(Data entries)
....................
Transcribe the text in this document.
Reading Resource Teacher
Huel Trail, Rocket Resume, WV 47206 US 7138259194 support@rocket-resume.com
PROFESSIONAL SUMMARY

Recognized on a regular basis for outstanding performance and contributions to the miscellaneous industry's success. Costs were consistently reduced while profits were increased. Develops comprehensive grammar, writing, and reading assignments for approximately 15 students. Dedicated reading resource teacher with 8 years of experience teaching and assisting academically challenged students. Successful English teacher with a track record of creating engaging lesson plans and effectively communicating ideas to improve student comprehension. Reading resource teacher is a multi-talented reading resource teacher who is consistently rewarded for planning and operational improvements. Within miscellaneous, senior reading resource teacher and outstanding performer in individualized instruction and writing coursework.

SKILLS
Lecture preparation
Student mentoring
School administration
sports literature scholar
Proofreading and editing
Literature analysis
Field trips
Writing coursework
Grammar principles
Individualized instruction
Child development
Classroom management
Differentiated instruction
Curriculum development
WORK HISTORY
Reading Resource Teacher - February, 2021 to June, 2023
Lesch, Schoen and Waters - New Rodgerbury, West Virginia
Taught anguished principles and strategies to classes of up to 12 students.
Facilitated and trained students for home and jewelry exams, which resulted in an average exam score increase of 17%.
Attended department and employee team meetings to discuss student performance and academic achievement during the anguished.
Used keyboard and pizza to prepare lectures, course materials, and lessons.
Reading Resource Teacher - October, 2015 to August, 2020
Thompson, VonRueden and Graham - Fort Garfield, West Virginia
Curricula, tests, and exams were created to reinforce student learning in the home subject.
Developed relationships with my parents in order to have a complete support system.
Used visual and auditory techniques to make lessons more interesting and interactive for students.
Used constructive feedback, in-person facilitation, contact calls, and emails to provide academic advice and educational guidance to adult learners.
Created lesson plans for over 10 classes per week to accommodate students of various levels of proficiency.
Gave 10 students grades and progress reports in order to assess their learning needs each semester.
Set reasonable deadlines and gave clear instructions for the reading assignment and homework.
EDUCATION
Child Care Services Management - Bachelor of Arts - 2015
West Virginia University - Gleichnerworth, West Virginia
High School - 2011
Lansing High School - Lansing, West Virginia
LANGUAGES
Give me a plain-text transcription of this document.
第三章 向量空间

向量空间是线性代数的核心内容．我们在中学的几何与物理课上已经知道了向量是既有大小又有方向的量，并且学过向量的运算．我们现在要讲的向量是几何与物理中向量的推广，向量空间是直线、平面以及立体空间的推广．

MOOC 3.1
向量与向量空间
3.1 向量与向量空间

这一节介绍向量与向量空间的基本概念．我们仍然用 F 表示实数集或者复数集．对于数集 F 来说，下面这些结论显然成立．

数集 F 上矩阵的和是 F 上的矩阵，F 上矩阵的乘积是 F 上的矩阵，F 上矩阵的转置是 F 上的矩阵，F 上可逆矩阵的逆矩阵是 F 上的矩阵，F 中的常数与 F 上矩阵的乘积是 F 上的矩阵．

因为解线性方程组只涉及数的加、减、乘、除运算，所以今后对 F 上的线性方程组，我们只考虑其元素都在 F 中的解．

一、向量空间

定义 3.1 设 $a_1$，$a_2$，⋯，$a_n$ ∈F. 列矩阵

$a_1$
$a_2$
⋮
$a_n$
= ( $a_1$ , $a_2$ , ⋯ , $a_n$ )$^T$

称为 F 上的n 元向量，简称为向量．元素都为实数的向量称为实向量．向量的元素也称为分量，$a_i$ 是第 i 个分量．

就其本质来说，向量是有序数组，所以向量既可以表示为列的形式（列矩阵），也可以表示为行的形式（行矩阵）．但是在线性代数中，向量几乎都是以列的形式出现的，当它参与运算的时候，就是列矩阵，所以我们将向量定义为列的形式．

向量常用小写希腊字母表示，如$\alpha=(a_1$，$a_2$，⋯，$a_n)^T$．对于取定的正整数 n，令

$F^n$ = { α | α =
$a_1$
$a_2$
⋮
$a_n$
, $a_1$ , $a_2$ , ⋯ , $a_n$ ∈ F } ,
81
....................
§ **Brief**
Using the data above, reproduce every line exactly.

§ **The answer**
Transcribe the text in this document.
Reading Resource Teacher
Huel Trail, Rocket Resume, WV 47206 US 7138259194 support@rocket-resume.com
PROFESSIONAL SUMMARY

Recognized on a regular basis for outstanding performance and contributions to the miscellaneous industry's success. Costs were consistently reduced while profits were increased. Develops comprehensive grammar, writing, and reading assignments for approximately 15 students. Dedicated reading resource teacher with 8 years of experience teaching and assisting academically challenged students. Successful English teacher with a track record of creating engaging lesson plans and effectively communicating ideas to improve student comprehension. Reading resource teacher is a multi-talented reading resource teacher who is consistently rewarded for planning and operational improvements. Within miscellaneous, senior reading resource teacher and outstanding performer in individualized instruction and writing coursework.

SKILLS
Lecture preparation
Student mentoring
School administration
sports literature scholar
Proofreading and editing
Literature analysis
Field trips
Writing coursework
Grammar principles
Individualized instruction
Child development
Classroom management
Differentiated instruction
Curriculum development
WORK HISTORY
Reading Resource Teacher - February, 2021 to June, 2023
Lesch, Schoen and Waters - New Rodgerbury, West Virginia
Taught anguished principles and strategies to classes of up to 12 students.
Facilitated and trained students for home and jewelry exams, which resulted in an average exam score increase of 17%.
Attended department and employee team meetings to discuss student performance and academic achievement during the anguished.
Used keyboard and pizza to prepare lectures, course materials, and lessons.
Reading Resource Teacher - October, 2015 to August, 2020
Thompson, VonRueden and Graham - Fort Garfield, West Virginia
Curricula, tests, and exams were created to reinforce student learning in the home subject.
Developed relationships with my parents in order to have a complete support system.
Used visual and auditory techniques to make lessons more interesting and interactive for students.
Used constructive feedback, in-person facilitation, contact calls, and emails to provide academic advice and educational guidance to adult learners.
Created lesson plans for over 10 classes per week to accommodate students of various levels of proficiency.
Gave 10 students grades and progress reports in order to assess their learning needs each semester.
Set reasonable deadlines and gave clear instructions for the reading assignment and homework.
EDUCATION
Child Care Services Management - Bachelor of Arts - 2015
West Virginia University - Gleichnerworth, West Virginia
High School - 2011
Lansing High School - Lansing, West Virginia
LANGUAGES
Give me a plain-text transcription of this document.
第三章 向量空间

向量空间是线性代数的核心内容．我们在中学的几何与物理课上已经知道了向量是既有大小又有方向的量，并且学过向量的运算．我们现在要讲的向量是几何与物理中向量的推广，向量空间是直线、平面以及立体空间的推广．

MOOC 3.1
向量与向量空间
3.1 向量与向量空间

这一节介绍向量与向量空间的基本概念．我们仍然用 F 表示实数集或者复数集．对于数集 F 来说，下面这些结论显然成立．

数集 F 上矩阵的和是 F 上的矩阵，F 上矩阵的乘积是 F 上的矩阵，F 上矩阵的转置是 F 上的矩阵，F 上可逆矩阵的逆矩阵是 F 上的矩阵，F 中的常数与 F 上矩阵的乘积是 F 上的矩阵．

因为解线性方程组只涉及数的加、减、乘、除运算，所以今后对 F 上的线性方程组，我们只考虑其元素都在 F 中的解．

一、向量空间

定义 3.1 设 $a_1$，$a_2$，⋯，$a_n$ ∈F. 列矩阵

$a_1$
$a_2$
⋮
$a_n$
= ( $a_1$ , $a_2$ , ⋯ , $a_n$ )$^T$

称为 F 上的n 元向量，简称为向量．元素都为实数的向量称为实向量．向量的元素也称为分量，$a_i$ 是第 i 个分量．

就其本质来说，向量是有序数组，所以向量既可以表示为列的形式（列矩阵），也可以表示为行的形式（行矩阵）．但是在线性代数中，向量几乎都是以列的形式出现的，当它参与运算的时候，就是列矩阵，所以我们将向量定义为列的形式．

向量常用小写希腊字母表示，如$\alpha=(a_1$，$a_2$，⋯，$a_n)^T$．对于取定的正整数 n，令

$F^n$ = { α | α =
$a_1$
$a_2$
⋮
$a_n$
, $a_1$ , $a_2$ , ⋯ , $a_n$ ∈ F } ,
81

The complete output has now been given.